Stored data entries:
┌──

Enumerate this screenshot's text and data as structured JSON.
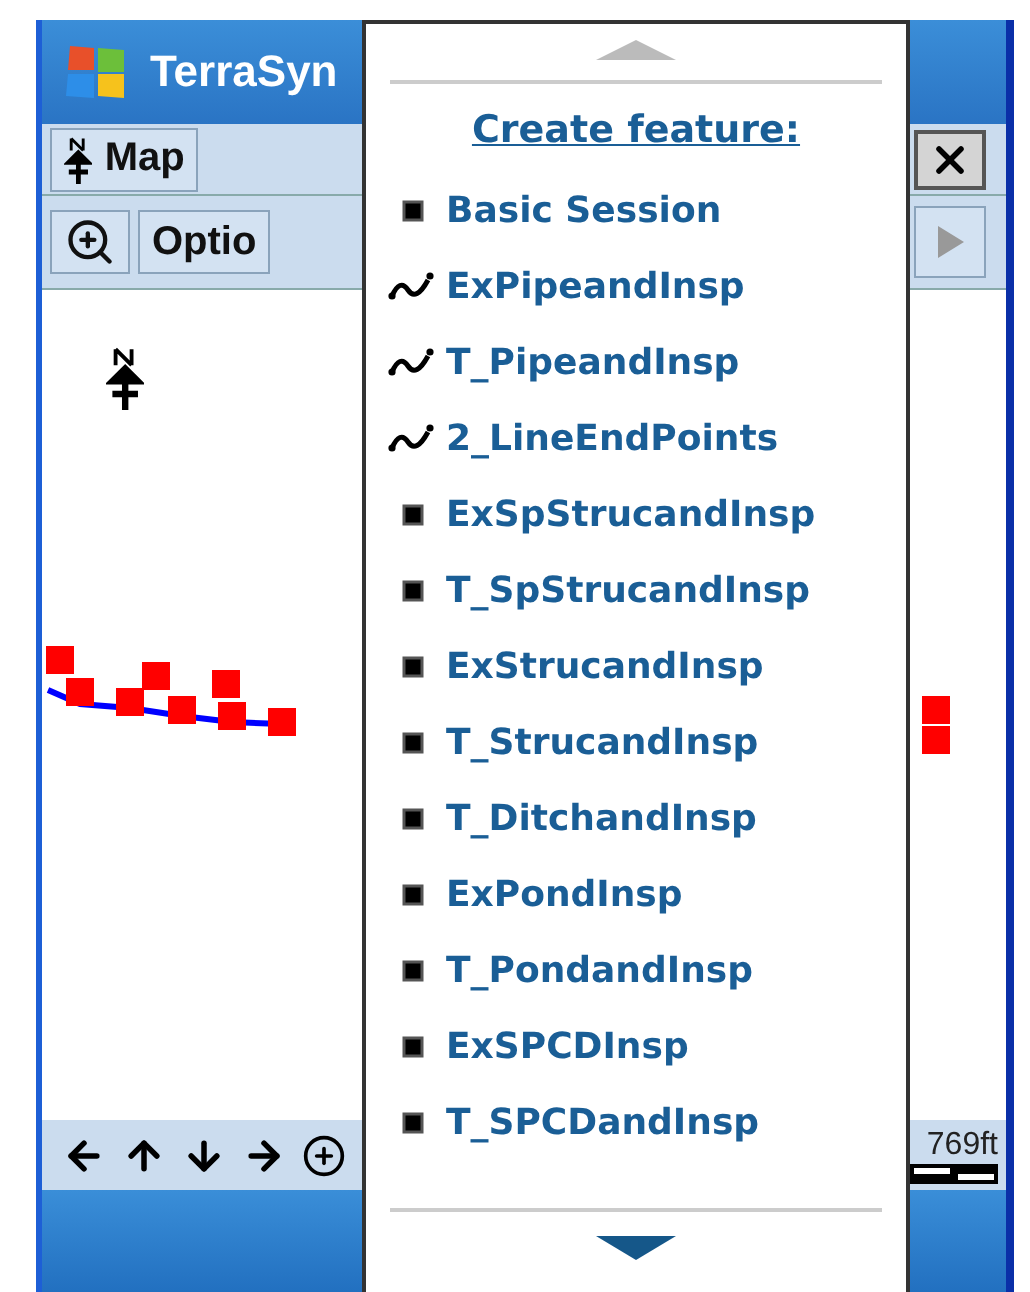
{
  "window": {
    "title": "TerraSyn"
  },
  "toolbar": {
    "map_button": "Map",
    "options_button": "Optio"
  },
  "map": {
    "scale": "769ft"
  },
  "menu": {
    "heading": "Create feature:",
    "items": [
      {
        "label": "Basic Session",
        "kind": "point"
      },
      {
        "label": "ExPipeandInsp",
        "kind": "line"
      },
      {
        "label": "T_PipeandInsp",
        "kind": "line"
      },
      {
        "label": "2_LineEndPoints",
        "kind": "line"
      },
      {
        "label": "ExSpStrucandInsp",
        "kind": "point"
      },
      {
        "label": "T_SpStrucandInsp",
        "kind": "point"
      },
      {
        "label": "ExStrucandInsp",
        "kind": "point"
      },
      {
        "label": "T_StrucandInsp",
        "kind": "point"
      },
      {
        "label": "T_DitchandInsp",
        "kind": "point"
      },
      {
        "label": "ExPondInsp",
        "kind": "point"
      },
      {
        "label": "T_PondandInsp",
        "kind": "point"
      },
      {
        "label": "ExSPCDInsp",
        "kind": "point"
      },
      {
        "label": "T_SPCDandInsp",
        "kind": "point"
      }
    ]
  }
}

└──

WHAT NEEDS TO BE DONE: Repeat the listing in full and exactly. Do not include any images.

THE COMPLETED TASK:
Enumerate this screenshot's text and data as structured JSON.
{
  "window": {
    "title": "TerraSyn"
  },
  "toolbar": {
    "map_button": "Map",
    "options_button": "Optio"
  },
  "map": {
    "scale": "769ft"
  },
  "menu": {
    "heading": "Create feature:",
    "items": [
      {
        "label": "Basic Session",
        "kind": "point"
      },
      {
        "label": "ExPipeandInsp",
        "kind": "line"
      },
      {
        "label": "T_PipeandInsp",
        "kind": "line"
      },
      {
        "label": "2_LineEndPoints",
        "kind": "line"
      },
      {
        "label": "ExSpStrucandInsp",
        "kind": "point"
      },
      {
        "label": "T_SpStrucandInsp",
        "kind": "point"
      },
      {
        "label": "ExStrucandInsp",
        "kind": "point"
      },
      {
        "label": "T_StrucandInsp",
        "kind": "point"
      },
      {
        "label": "T_DitchandInsp",
        "kind": "point"
      },
      {
        "label": "ExPondInsp",
        "kind": "point"
      },
      {
        "label": "T_PondandInsp",
        "kind": "point"
      },
      {
        "label": "ExSPCDInsp",
        "kind": "point"
      },
      {
        "label": "T_SPCDandInsp",
        "kind": "point"
      }
    ]
  }
}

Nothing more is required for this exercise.